• **Given exercise**
Report the number of lines containing "name", with no other words.

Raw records
○ ○ ○

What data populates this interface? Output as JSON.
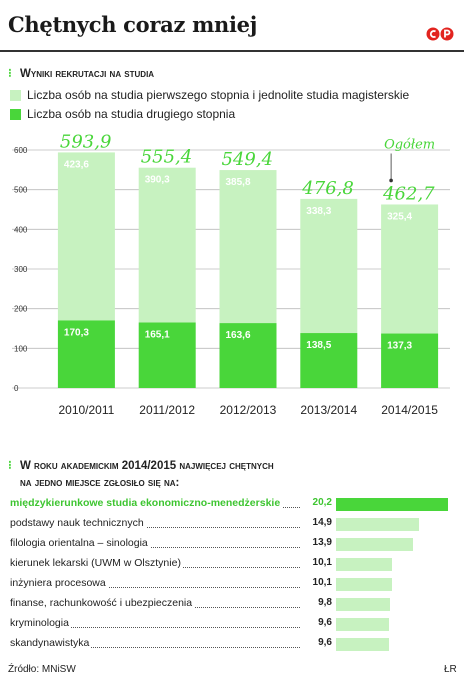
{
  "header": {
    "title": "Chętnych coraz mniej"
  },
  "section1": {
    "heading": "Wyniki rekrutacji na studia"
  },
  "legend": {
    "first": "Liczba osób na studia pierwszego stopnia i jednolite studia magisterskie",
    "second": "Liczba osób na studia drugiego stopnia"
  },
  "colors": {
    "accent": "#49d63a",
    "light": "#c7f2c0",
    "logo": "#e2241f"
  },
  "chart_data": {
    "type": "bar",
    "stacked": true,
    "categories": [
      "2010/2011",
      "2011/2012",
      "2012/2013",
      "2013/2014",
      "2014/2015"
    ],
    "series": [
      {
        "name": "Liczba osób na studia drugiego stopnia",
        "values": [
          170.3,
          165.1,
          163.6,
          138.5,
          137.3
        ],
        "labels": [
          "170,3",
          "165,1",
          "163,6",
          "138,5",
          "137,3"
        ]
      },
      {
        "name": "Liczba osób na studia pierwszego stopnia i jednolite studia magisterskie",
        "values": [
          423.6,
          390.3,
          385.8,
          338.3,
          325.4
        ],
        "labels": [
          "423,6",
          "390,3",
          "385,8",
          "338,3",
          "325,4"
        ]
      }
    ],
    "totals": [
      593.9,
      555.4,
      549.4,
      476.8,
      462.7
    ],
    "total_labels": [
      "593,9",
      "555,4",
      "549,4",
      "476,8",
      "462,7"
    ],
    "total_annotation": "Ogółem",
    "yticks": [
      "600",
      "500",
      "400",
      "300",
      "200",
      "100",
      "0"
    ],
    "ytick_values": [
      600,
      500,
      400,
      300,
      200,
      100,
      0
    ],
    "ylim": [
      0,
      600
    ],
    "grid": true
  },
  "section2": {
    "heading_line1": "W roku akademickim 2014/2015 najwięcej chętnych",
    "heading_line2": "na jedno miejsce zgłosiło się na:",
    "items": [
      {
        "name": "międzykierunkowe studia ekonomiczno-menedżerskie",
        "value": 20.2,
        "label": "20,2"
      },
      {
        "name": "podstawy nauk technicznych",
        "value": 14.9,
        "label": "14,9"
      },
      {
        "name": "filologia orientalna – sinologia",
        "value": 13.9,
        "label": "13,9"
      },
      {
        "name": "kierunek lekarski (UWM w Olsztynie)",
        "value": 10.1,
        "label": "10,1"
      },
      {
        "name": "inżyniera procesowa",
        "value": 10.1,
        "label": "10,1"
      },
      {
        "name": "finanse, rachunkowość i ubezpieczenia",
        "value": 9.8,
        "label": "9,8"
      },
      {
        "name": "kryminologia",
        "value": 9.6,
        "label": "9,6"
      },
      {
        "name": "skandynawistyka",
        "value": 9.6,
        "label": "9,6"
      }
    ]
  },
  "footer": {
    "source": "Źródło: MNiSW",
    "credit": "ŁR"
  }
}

○ ○ ○

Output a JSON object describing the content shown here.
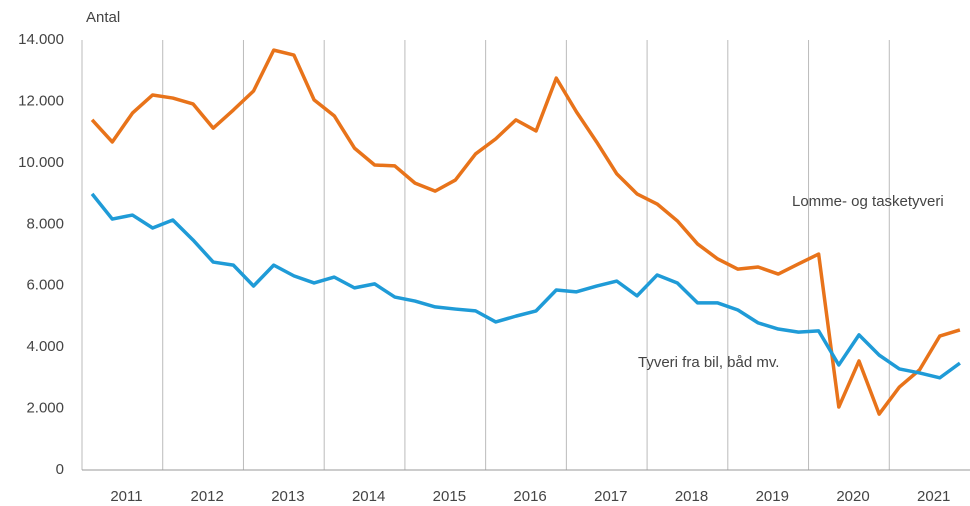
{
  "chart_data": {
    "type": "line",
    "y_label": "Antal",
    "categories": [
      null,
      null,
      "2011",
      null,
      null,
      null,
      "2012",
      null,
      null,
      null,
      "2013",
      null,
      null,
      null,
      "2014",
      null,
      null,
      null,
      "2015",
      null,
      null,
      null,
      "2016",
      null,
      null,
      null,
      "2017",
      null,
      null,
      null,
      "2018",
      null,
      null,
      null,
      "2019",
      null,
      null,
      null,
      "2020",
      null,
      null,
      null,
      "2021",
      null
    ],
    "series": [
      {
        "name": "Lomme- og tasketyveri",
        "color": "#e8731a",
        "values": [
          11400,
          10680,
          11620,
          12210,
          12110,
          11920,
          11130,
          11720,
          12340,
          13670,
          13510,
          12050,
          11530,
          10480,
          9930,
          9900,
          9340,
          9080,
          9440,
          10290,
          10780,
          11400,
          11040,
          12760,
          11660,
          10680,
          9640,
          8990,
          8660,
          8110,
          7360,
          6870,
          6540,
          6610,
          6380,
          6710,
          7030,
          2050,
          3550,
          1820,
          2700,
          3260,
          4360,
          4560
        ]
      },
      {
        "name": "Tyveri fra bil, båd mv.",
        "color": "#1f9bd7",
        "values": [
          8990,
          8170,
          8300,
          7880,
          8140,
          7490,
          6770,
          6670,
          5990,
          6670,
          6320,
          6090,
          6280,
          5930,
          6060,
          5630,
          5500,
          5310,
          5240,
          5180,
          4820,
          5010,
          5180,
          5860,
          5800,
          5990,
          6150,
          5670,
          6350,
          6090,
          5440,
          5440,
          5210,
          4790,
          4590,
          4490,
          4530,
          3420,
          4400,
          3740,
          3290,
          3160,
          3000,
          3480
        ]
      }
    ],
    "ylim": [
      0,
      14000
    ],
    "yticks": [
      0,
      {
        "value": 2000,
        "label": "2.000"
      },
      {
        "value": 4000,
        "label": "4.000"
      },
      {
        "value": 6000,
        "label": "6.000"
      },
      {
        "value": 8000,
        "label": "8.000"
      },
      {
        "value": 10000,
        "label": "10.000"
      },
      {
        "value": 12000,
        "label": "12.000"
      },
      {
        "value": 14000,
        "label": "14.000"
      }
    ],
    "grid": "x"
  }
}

○ ○ ○

• **Solution to this task**
12